» TASKS TO PERFORM
[A] List every requirement the guide on "Invite a Friend" emails places on invitation emails.
[B] Carry on the guide on "Invite a Friend" emails from the point where it stops.

(SOURCE EXTRACT)

Best Practices for "Invite a Friend" Emails


July 17, 2013
Written by
SendGrid Team
Contributor
Opinions expressed by Twilio contributors are their own

Best Practices for "Invite a Friend" Emails

The following is a guest post from SendGrid’s Compliance Desk.

You have probably received emails from services sent on behalf of a friend, inviting you to join. These peer-initiated invitation systems can help your subscribers spread the word about your service. If done well, they can grow your user base. An aggressive invitation system can backfire and your invitations will be filtered or blocked. The following guidelines help SendGrid customers who implement a peer-initiated invitation system to stay on the positive side of the spectrum.

To begin, we require the following for "Invite a Friend" emails:
  • Never allow your subscribers to send invitations to their entire address book. Address books contain old, stale addresses that ISPs use as spam traps. A spam trap is an address that doesn’t send mail, and marks the mail it does receive as spam. If your invitations hit spam traps, your subsequent messages will be filtered by ISPs. To prevent this, design your invitation system so that your inviter must deliberately select each individual invitee.
  • Limit the number of invitations each customer can send to encourage selective, quality invitations. When your customers are careful to invite only those who they think will appreciate your service, you reduce the risk of invitees reporting the invitations as spam. If enough people report your invitations as spam, your invitations will be blocked or filtered—not what you intended.
  • Clearly display the inviter’s name or email address, so the invitee knows who sent the invitation. Peer-initiated invitations are most effective when the invitee knows and trusts the inviter.
  • The invitation messages’ From address must reflect your brand. Don’t use the inviter’s email address for the invitation’s From address.
  • Clearly express the purpose of the invitation. Recipients must understand what they are being invited to.
  • Don't send more than one follow-up (reminder) email to invitees that didn’t respond to the first invitation.

(End SOURCE EXTRACT)
(LISTED RECORDS)

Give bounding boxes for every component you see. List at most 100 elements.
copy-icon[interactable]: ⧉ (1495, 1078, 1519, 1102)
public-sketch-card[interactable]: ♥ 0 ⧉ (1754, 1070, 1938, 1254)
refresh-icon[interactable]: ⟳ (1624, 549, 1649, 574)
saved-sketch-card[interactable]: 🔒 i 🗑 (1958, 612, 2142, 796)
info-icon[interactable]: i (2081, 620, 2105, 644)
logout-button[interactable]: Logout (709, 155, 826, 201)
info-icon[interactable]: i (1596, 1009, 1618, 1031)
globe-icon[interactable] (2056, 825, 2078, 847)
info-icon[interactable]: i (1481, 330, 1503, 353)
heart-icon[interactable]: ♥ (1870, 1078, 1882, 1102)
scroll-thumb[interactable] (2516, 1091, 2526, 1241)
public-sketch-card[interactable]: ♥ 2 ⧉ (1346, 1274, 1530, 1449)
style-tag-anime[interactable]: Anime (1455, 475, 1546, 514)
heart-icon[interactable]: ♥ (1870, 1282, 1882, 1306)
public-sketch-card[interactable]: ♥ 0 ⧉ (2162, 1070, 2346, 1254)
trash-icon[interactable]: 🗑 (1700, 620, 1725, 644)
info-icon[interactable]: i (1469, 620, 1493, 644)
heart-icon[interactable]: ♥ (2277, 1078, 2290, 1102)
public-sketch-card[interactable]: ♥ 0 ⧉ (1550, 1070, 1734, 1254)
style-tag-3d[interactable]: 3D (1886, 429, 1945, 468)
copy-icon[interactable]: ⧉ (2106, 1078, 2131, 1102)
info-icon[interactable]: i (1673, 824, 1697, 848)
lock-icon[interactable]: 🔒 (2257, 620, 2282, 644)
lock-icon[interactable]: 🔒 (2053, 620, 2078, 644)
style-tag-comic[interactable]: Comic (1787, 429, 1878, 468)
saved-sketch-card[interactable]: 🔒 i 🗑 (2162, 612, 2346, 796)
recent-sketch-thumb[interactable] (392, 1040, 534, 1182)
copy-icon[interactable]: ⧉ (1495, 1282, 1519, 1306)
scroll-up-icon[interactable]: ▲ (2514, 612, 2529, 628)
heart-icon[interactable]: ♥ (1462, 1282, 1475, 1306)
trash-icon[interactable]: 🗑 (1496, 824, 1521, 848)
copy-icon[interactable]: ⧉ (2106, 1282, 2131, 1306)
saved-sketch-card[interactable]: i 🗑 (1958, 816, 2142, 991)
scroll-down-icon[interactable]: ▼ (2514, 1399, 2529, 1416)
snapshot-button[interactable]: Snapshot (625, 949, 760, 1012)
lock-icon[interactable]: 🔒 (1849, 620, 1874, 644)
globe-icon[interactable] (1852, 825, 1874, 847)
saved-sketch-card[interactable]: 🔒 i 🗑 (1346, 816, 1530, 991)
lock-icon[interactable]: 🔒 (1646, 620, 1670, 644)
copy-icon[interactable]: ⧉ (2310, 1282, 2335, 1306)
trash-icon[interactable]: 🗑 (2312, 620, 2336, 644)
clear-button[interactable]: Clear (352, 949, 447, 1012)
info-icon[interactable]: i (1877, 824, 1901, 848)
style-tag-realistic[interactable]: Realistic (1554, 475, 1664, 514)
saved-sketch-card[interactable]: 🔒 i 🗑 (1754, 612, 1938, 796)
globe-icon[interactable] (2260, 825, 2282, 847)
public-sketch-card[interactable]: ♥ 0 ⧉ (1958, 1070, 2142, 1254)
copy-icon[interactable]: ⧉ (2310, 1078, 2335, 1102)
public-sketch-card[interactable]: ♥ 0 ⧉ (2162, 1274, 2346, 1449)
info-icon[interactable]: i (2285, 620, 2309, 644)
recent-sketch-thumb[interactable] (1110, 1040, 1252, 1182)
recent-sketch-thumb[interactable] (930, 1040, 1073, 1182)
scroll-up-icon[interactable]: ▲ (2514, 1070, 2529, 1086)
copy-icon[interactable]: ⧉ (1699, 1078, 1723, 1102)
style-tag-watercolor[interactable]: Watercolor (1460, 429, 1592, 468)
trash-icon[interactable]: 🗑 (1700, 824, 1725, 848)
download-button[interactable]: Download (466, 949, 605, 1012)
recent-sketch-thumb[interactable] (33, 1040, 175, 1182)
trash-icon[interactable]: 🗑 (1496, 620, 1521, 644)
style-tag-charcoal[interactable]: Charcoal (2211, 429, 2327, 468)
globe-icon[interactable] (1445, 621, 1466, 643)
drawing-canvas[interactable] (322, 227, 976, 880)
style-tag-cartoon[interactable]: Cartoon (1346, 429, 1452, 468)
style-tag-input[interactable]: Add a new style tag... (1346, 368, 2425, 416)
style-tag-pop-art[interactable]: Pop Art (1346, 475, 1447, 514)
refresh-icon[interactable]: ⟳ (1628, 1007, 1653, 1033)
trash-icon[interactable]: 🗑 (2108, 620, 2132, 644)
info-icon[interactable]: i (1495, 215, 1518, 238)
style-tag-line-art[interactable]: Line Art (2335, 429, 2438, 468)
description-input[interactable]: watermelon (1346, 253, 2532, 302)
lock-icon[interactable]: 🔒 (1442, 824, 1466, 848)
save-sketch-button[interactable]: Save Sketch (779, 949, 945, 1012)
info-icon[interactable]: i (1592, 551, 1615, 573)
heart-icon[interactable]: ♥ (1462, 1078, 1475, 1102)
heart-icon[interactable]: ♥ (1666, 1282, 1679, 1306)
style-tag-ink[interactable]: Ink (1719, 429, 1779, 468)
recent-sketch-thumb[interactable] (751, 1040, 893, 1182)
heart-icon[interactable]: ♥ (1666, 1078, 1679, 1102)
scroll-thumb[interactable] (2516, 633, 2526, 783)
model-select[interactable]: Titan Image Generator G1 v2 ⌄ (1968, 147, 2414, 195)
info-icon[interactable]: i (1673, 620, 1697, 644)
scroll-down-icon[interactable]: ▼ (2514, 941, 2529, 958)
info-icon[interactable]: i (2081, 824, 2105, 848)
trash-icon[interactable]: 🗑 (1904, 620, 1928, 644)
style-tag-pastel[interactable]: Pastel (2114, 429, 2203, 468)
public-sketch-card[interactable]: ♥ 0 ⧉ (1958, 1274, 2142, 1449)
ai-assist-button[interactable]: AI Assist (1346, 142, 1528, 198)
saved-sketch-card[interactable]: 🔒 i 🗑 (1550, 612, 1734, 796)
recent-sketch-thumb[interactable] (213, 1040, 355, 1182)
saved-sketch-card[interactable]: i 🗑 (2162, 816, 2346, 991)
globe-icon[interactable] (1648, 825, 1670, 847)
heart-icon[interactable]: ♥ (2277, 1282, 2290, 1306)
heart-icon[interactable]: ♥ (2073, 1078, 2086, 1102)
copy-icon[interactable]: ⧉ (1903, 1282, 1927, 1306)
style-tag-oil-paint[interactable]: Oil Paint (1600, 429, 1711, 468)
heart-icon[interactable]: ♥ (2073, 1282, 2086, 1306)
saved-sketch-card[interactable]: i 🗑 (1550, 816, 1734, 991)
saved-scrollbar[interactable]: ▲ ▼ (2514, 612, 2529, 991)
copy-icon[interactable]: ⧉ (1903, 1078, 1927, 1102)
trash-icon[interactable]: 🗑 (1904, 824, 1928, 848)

(End LISTED RECORDS)

» YOUR RESPONSES
[A]
- Never let subscribers send invitations to their entire address book; the inviter must deliberately select each individual invitee.
- Limit the number of invitations each customer can send.
- Clearly display the inviter's name or email address.
- Use a From address that reflects your brand, not the inviter's email address.
- Clearly express the purpose of the invitation.
- Send no more than one follow-up (reminder) email to invitees who didn't respond to the first invitation.

[B]
You increase the odds of your invitations reaching the recipient when you structure your systems and processes to send the right message, to the right person, at the right time, with the right frequency. If you don’t, your messages will be marked as spam and your marketing results will suffer. Avoid those pitfalls.

If you want to go above and beyond to make an excellent peer invitation system, consider these other best practices:
  • Let your inviters add a personal text-only message to their invitation. (No URLs, as they may be used to exploit or infect the invitee.)
  • Include a conspicuous, functioning opt-out link—it’s better for the recipient to remove themselves from future mailings than to report your message as spam.
  • Beware of offering invitation incentives to your subscribers. Incentives may encourage them to invite people who aren’t likely to want your service, and this could lead to backlash.
  • Monitor your spam complaints. Some inviters will trigger spam complaints by sending invitations to people who don’t want them. If your system correlates spam complaints with the troublesome inviter, you can limit their invitation quota to minimize the adverse effect on youremail sending reputation.
  • Typos happen. Pre-screen the email addresses you collect before you send the invitation. Ensure addresses are syntactically correct, and that the domain part of the address has a DNS MX record (which indicates that the domain accepts mail).
Follow these guidelines and best practices to create a peer-initiated invite system that helps rather than hurts.